(Document segment begins)

What just happened: subscribe files a function under (object, property); notify runs everything filed there. A WeakMap keyed by the object means the bookkeeping disappears when the object does - no leak. A Set per property means the same subscriber can't be filed twice.

reactive(): the two pieces joined

Now the move that makes it automatic - the proxy's traps call the ledger:

const ledger = new WeakMap();

function subscribe(target, key, fn) {
  let keyMap = ledger.get(target);
  if (!keyMap) ledger.set(target, (keyMap = new Map()));
  let subs = keyMap.get(key);
  if (!subs) keyMap.set(key, (subs = new Set()));
  subs.add(fn);
}

function notify(target, key) {
  const subs = ledger.get(target)?.get(key);
  if (subs) for (const fn of subs) fn();
}

function reactive(obj) {
  return new Proxy(obj, {
    get(target, key) {
      // Phase 2 will subscribe the *current effect* here automatically.

(Document segment ends)
(Data section begins)

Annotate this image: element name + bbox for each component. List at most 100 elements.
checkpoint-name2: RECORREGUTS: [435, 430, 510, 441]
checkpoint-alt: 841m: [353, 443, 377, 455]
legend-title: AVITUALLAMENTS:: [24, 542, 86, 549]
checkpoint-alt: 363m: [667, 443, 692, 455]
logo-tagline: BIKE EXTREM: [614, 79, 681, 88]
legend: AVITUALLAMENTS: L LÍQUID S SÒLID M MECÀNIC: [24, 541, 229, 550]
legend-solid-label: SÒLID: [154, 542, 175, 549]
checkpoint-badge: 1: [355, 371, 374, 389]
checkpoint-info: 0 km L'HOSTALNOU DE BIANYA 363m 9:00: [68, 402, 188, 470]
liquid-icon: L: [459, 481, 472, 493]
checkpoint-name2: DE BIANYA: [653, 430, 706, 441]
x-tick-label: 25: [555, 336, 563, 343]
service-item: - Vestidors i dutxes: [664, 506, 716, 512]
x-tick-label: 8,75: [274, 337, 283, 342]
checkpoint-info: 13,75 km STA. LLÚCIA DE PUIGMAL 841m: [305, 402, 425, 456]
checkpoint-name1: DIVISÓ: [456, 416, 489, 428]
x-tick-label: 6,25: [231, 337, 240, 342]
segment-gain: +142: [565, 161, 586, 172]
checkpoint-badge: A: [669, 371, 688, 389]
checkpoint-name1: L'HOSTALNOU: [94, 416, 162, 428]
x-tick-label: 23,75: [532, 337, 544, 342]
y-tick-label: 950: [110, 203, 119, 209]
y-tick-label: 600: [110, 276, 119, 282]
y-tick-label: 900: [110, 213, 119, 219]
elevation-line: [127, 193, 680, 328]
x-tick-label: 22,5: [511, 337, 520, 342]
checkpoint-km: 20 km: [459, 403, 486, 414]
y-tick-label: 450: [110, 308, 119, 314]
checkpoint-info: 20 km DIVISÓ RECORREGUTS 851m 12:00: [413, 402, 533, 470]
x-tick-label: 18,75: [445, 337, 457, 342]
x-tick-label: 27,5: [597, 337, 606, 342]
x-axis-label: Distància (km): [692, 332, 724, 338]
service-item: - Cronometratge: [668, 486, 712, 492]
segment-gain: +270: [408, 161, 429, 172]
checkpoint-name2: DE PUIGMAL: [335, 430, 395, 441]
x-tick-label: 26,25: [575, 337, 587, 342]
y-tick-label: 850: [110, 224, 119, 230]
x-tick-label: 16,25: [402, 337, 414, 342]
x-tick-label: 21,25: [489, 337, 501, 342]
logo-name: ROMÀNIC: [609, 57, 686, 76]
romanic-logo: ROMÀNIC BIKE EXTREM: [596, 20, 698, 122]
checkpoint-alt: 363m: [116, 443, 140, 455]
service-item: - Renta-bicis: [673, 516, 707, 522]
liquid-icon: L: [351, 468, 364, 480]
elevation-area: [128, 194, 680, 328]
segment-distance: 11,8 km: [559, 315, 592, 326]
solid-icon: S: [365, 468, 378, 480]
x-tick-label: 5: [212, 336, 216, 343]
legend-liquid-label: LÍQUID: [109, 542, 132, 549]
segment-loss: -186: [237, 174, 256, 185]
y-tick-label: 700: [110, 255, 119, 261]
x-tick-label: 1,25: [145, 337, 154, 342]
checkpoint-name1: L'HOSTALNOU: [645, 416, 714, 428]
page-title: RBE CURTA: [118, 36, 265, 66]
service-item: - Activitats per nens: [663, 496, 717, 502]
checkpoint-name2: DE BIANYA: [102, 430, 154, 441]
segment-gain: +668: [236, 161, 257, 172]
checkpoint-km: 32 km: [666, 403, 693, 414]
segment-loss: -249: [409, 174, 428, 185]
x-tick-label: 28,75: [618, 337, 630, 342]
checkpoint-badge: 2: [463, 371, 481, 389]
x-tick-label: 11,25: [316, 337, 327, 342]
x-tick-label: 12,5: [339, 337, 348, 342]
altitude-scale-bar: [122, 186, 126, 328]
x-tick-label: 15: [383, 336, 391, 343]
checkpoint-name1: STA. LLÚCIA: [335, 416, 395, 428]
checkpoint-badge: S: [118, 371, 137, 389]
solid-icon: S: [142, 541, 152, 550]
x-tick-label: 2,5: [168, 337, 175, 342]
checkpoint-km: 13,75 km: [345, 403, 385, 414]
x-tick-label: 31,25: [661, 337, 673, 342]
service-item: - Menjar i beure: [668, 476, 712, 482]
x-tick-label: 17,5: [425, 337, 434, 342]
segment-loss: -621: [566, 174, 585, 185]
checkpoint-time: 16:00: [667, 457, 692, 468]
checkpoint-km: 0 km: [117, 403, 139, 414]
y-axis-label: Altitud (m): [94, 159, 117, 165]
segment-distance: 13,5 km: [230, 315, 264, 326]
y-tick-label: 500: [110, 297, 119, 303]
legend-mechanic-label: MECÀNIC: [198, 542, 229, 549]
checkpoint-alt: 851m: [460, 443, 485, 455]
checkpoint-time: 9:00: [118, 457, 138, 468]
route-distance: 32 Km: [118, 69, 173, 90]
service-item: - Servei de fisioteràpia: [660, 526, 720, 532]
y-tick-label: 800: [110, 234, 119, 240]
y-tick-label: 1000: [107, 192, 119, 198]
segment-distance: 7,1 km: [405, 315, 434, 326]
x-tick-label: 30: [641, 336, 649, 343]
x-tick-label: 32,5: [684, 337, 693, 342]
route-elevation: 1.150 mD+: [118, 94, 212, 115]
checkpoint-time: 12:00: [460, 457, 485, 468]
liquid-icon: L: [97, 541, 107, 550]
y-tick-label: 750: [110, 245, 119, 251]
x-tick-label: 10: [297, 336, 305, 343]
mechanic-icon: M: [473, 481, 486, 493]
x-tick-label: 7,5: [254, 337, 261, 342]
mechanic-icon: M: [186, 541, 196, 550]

(Data section ends)

▸ Task set
**a)** According to the reactivity excerpt, why is the ledger a WeakMap keyed by the object? Answer in one to three sentences.
**b)** Duplicate the reactivity excerpt between "What just happened: subscribe" and "be filed twice.", inclusive.
**c)** Decide whether each statement agrees with the reactivity excerpt. Answer yes or no, and quote the deciding words. (i) notify runs every function filed under a given object and property. (ii) The ledger is created as a plain Map. (iii) Using a Set per property lets the same subscriber be filed twice.
Work only from the text itself.

▸ Answer list
**a)** Because it is keyed by the object, the bookkeeping disappears when the object does. As a result, there is no leak.

**b)**
What just happened: subscribe files a function under (object, property); notify runs everything filed there. A WeakMap keyed by the object means the bookkeeping disappears when the object does - no leak. A Set per property means the same subscriber can't be filed twice.

**c)**
(i) Yes: "notify runs everything filed there."
(ii) No: "const ledger = new WeakMap();"
(iii) No: "A Set per property means the same subscriber can't be filed twice."